_Task brief_: Copy the rows below word for word, starting with the first one and ending with the line that contains "svg-text:100: 100 [66, 631, 135, 686]", and include that line.

--- begin Information shown ---

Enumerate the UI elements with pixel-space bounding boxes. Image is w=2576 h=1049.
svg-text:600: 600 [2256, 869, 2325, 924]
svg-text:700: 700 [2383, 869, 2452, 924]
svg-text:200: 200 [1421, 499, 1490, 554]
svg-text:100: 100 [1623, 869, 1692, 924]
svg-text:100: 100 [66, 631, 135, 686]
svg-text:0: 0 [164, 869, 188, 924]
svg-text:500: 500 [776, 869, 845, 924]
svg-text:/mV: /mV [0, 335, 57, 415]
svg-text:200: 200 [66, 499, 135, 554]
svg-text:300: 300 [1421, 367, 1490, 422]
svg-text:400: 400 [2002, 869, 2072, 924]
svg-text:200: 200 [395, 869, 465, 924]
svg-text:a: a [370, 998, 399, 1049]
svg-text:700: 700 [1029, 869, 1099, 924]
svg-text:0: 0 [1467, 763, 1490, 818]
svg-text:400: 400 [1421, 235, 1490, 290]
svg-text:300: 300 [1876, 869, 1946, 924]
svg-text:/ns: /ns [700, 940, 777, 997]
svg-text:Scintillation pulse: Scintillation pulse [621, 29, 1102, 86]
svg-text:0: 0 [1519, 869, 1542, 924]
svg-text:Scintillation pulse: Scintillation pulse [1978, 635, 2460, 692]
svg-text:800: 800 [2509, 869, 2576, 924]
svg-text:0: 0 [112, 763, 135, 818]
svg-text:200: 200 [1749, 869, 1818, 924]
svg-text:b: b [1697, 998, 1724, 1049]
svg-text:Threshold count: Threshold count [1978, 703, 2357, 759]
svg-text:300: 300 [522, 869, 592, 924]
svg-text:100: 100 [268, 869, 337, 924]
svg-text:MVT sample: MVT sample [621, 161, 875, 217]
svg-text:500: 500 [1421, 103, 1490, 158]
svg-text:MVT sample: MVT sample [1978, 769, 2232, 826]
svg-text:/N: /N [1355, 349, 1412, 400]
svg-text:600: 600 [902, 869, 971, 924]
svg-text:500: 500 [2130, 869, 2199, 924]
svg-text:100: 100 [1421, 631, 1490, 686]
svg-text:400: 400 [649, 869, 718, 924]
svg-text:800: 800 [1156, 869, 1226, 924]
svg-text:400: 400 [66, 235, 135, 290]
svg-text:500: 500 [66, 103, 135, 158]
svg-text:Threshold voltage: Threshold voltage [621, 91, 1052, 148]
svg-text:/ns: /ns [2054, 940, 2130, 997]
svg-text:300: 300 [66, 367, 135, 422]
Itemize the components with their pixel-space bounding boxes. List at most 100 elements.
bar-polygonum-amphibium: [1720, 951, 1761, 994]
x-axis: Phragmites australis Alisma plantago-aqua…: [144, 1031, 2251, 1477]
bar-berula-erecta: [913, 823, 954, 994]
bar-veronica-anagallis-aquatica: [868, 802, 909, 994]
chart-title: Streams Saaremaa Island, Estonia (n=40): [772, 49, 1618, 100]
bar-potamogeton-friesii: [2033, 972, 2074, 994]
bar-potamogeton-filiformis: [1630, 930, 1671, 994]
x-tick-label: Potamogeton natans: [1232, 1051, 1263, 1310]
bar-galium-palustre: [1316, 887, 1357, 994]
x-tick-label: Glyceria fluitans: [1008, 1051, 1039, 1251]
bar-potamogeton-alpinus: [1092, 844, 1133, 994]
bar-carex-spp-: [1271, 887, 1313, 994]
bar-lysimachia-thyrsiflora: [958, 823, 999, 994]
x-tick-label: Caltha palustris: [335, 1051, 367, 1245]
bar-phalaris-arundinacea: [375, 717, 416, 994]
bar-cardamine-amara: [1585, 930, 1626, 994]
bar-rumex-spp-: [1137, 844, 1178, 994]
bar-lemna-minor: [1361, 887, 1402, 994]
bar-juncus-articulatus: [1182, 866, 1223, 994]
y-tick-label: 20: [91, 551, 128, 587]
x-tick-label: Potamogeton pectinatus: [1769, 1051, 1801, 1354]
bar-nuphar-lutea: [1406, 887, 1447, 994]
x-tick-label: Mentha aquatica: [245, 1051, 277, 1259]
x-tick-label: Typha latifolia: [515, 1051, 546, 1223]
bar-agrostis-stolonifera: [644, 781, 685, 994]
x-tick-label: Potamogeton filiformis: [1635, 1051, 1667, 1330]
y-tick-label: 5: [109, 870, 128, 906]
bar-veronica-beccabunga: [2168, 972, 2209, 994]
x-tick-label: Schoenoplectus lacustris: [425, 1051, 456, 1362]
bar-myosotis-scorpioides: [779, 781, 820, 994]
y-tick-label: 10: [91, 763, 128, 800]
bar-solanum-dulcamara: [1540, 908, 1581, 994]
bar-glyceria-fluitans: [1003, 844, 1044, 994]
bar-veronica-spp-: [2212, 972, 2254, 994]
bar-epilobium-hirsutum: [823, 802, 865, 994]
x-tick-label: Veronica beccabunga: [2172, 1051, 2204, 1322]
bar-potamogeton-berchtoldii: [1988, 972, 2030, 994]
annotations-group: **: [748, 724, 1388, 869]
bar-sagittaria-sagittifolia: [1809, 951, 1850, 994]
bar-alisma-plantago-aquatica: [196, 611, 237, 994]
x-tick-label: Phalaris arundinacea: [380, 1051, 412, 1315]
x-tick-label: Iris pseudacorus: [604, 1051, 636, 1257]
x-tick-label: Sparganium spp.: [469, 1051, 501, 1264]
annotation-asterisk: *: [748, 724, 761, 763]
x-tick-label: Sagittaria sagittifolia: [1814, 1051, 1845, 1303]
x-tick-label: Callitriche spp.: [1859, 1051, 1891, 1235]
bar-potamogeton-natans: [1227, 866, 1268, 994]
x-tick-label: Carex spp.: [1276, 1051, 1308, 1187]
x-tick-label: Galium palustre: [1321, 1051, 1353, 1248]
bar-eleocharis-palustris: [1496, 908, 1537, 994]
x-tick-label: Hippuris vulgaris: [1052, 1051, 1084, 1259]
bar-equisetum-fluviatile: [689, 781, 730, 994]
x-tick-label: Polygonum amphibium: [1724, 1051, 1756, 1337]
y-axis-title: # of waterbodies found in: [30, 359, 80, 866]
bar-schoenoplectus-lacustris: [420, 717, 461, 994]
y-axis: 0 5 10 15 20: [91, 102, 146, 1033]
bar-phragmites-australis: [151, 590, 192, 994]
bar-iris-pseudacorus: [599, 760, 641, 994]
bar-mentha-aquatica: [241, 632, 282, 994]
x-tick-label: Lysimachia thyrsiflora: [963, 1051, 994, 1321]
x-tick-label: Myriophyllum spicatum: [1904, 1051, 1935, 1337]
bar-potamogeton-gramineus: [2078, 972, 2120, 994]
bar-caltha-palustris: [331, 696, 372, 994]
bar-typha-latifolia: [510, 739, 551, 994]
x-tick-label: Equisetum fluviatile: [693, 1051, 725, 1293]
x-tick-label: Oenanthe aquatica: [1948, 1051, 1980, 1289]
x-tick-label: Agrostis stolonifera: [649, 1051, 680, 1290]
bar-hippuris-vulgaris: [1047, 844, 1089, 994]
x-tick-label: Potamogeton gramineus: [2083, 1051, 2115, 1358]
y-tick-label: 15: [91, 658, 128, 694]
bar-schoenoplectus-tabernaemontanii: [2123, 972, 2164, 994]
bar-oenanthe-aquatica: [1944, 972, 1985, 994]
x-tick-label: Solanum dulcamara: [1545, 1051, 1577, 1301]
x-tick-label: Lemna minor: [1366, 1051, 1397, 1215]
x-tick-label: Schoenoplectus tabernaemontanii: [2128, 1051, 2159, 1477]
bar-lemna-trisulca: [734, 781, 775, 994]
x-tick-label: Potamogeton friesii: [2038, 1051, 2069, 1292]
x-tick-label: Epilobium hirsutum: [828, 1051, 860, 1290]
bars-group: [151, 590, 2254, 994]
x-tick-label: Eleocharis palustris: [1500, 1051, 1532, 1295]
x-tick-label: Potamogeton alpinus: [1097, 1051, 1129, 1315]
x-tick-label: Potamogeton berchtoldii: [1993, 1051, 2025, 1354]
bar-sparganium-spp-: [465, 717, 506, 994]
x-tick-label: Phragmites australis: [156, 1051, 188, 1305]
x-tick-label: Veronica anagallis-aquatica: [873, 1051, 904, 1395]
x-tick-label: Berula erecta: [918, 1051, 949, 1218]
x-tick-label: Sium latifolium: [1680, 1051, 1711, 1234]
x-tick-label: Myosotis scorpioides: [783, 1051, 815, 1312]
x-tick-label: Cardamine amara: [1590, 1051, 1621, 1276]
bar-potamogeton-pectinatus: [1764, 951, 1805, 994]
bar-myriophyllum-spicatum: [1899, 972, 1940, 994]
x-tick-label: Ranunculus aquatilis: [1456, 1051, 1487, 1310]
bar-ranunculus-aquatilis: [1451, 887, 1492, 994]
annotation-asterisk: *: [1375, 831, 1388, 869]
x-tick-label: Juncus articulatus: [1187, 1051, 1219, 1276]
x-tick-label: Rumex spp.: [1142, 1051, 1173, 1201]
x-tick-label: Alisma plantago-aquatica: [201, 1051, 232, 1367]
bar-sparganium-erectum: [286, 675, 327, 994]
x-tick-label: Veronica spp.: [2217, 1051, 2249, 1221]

--- end Information shown ---

_Correct response_:
Enumerate the UI elements with pixel-space bounding boxes. Image is w=2576 h=1049.
svg-text:600: 600 [2256, 869, 2325, 924]
svg-text:700: 700 [2383, 869, 2452, 924]
svg-text:200: 200 [1421, 499, 1490, 554]
svg-text:100: 100 [1623, 869, 1692, 924]
svg-text:100: 100 [66, 631, 135, 686]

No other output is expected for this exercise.